— BEGIN —

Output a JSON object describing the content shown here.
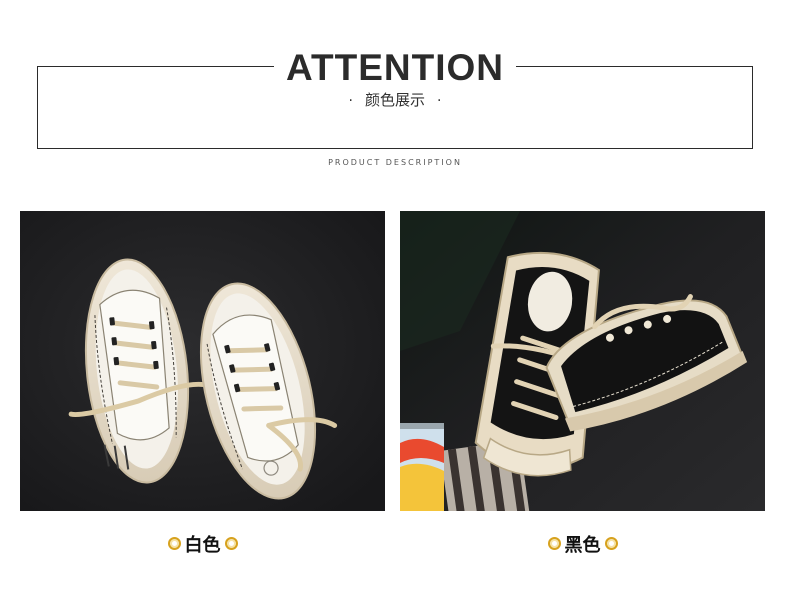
{
  "header": {
    "title": "ATTENTION",
    "subtitle": "颜色展示",
    "subtitle_dot": "·",
    "description": "PRODUCT DESCRIPTION"
  },
  "products": [
    {
      "color_label": "白色",
      "photo": "white-canvas-sneakers-photo"
    },
    {
      "color_label": "黑色",
      "photo": "black-canvas-sneakers-photo"
    }
  ],
  "colors": {
    "accent_ring": "#d7a21e",
    "frame": "#2b2b2b",
    "photo_background": "#1f1f21"
  }
}
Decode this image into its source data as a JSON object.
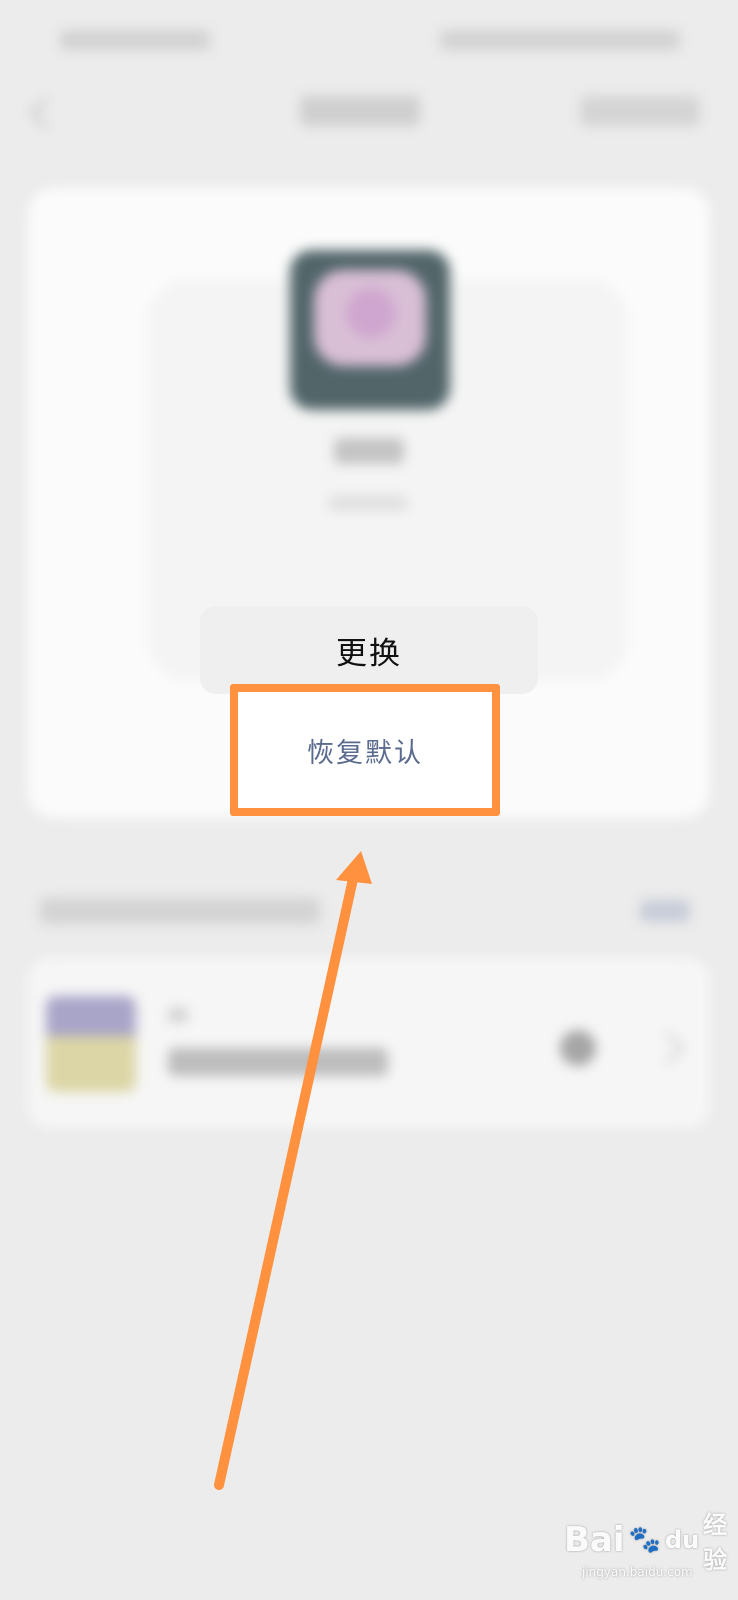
{
  "action_sheet": {
    "change_label": "更换",
    "restore_default_label": "恢复默认"
  },
  "annotation": {
    "highlight_color": "#ff913f",
    "arrow_color": "#ff913f"
  },
  "watermark": {
    "brand": "Bai",
    "brand_suffix": "du",
    "cn_text": "经验",
    "url": "jingyan.baidu.com"
  },
  "colors": {
    "background": "#ececec",
    "restore_text": "#5a6b8e"
  }
}
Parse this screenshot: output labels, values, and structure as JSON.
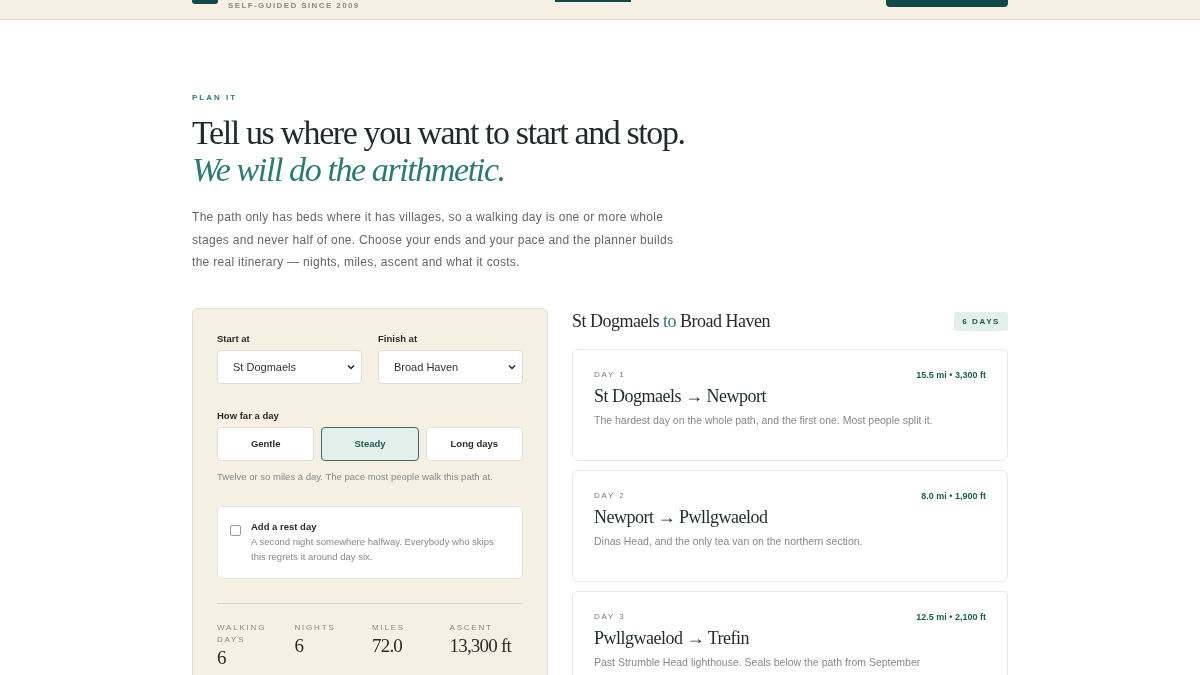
{
  "header": {
    "tagline": "SELF-GUIDED SINCE 2009"
  },
  "intro": {
    "eyebrow": "PLAN IT",
    "heading": "Tell us where you want to start and stop. *We will do the arithmetic.*",
    "body": "The path only has beds where it has villages, so a walking day is one or more whole stages and never half of one. Choose your ends and your pace and the planner builds the real itinerary — nights, miles, ascent and what it costs."
  },
  "planner": {
    "start": {
      "label": "Start at",
      "value": "St Dogmaels"
    },
    "finish": {
      "label": "Finish at",
      "value": "Broad Haven"
    },
    "pace": {
      "label": "How far a day",
      "options": [
        {
          "label": "Gentle",
          "selected": false
        },
        {
          "label": "Steady",
          "selected": true
        },
        {
          "label": "Long days",
          "selected": false
        }
      ],
      "note": "Twelve or so miles a day. The pace most people walk this path at."
    },
    "rest_day": {
      "title": "Add a rest day",
      "description": "A second night somewhere halfway. Everybody who skips this regrets it around day six.",
      "checked": false
    },
    "stats": [
      {
        "label": "WALKING DAYS",
        "value": "6"
      },
      {
        "label": "NIGHTS",
        "value": "6"
      },
      {
        "label": "MILES",
        "value": "72.0"
      },
      {
        "label": "ASCENT",
        "value": "13,300 ft"
      }
    ]
  },
  "itinerary": {
    "from": "St Dogmaels",
    "joiner": "to",
    "to": "Broad Haven",
    "badge": "6 DAYS",
    "days": [
      {
        "day": "DAY 1",
        "stats": "15.5 mi • 3,300 ft",
        "route": "St Dogmaels → Newport",
        "description": "The hardest day on the whole path, and the first one. Most people split it."
      },
      {
        "day": "DAY 2",
        "stats": "8.0 mi • 1,900 ft",
        "route": "Newport → Pwllgwaelod",
        "description": "Dinas Head, and the only tea van on the northern section."
      },
      {
        "day": "DAY 3",
        "stats": "12.5 mi • 2,100 ft",
        "route": "Pwllgwaelod → Trefin",
        "description": "Past Strumble Head lighthouse. Seals below the path from September"
      }
    ]
  }
}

— END —

Omit every image. Quote each record exactly.

Output a JSON object describing the content shown here.
{
  "header": {
    "title": "ATTENTION",
    "subtitle": "颜色展示",
    "subtitle_dot": "·",
    "description": "PRODUCT DESCRIPTION"
  },
  "products": [
    {
      "color_label": "白色",
      "photo": "white-canvas-sneakers-photo"
    },
    {
      "color_label": "黑色",
      "photo": "black-canvas-sneakers-photo"
    }
  ],
  "colors": {
    "accent_ring": "#d7a21e",
    "frame": "#2b2b2b",
    "photo_background": "#1f1f21"
  }
}
Decode this image into its source data as a JSON object.
{
  "action_sheet": {
    "change_label": "更换",
    "restore_default_label": "恢复默认"
  },
  "annotation": {
    "highlight_color": "#ff913f",
    "arrow_color": "#ff913f"
  },
  "watermark": {
    "brand": "Bai",
    "brand_suffix": "du",
    "cn_text": "经验",
    "url": "jingyan.baidu.com"
  },
  "colors": {
    "background": "#ececec",
    "restore_text": "#5a6b8e"
  }
}
Parse this screenshot: output labels, values, and structure as JSON.
{
  "header": {
    "tagline": "SELF-GUIDED SINCE 2009"
  },
  "intro": {
    "eyebrow": "PLAN IT",
    "heading": "Tell us where you want to start and stop. *We will do the arithmetic.*",
    "body": "The path only has beds where it has villages, so a walking day is one or more whole stages and never half of one. Choose your ends and your pace and the planner builds the real itinerary — nights, miles, ascent and what it costs."
  },
  "planner": {
    "start": {
      "label": "Start at",
      "value": "St Dogmaels"
    },
    "finish": {
      "label": "Finish at",
      "value": "Broad Haven"
    },
    "pace": {
      "label": "How far a day",
      "options": [
        {
          "label": "Gentle",
          "selected": false
        },
        {
          "label": "Steady",
          "selected": true
        },
        {
          "label": "Long days",
          "selected": false
        }
      ],
      "note": "Twelve or so miles a day. The pace most people walk this path at."
    },
    "rest_day": {
      "title": "Add a rest day",
      "description": "A second night somewhere halfway. Everybody who skips this regrets it around day six.",
      "checked": false
    },
    "stats": [
      {
        "label": "WALKING DAYS",
        "value": "6"
      },
      {
        "label": "NIGHTS",
        "value": "6"
      },
      {
        "label": "MILES",
        "value": "72.0"
      },
      {
        "label": "ASCENT",
        "value": "13,300 ft"
      }
    ]
  },
  "itinerary": {
    "from": "St Dogmaels",
    "joiner": "to",
    "to": "Broad Haven",
    "badge": "6 DAYS",
    "days": [
      {
        "day": "DAY 1",
        "stats": "15.5 mi • 3,300 ft",
        "route": "St Dogmaels → Newport",
        "description": "The hardest day on the whole path, and the first one. Most people split it."
      },
      {
        "day": "DAY 2",
        "stats": "8.0 mi • 1,900 ft",
        "route": "Newport → Pwllgwaelod",
        "description": "Dinas Head, and the only tea van on the northern section."
      },
      {
        "day": "DAY 3",
        "stats": "12.5 mi • 2,100 ft",
        "route": "Pwllgwaelod → Trefin",
        "description": "Past Strumble Head lighthouse. Seals below the path from September"
      }
    ]
  }
}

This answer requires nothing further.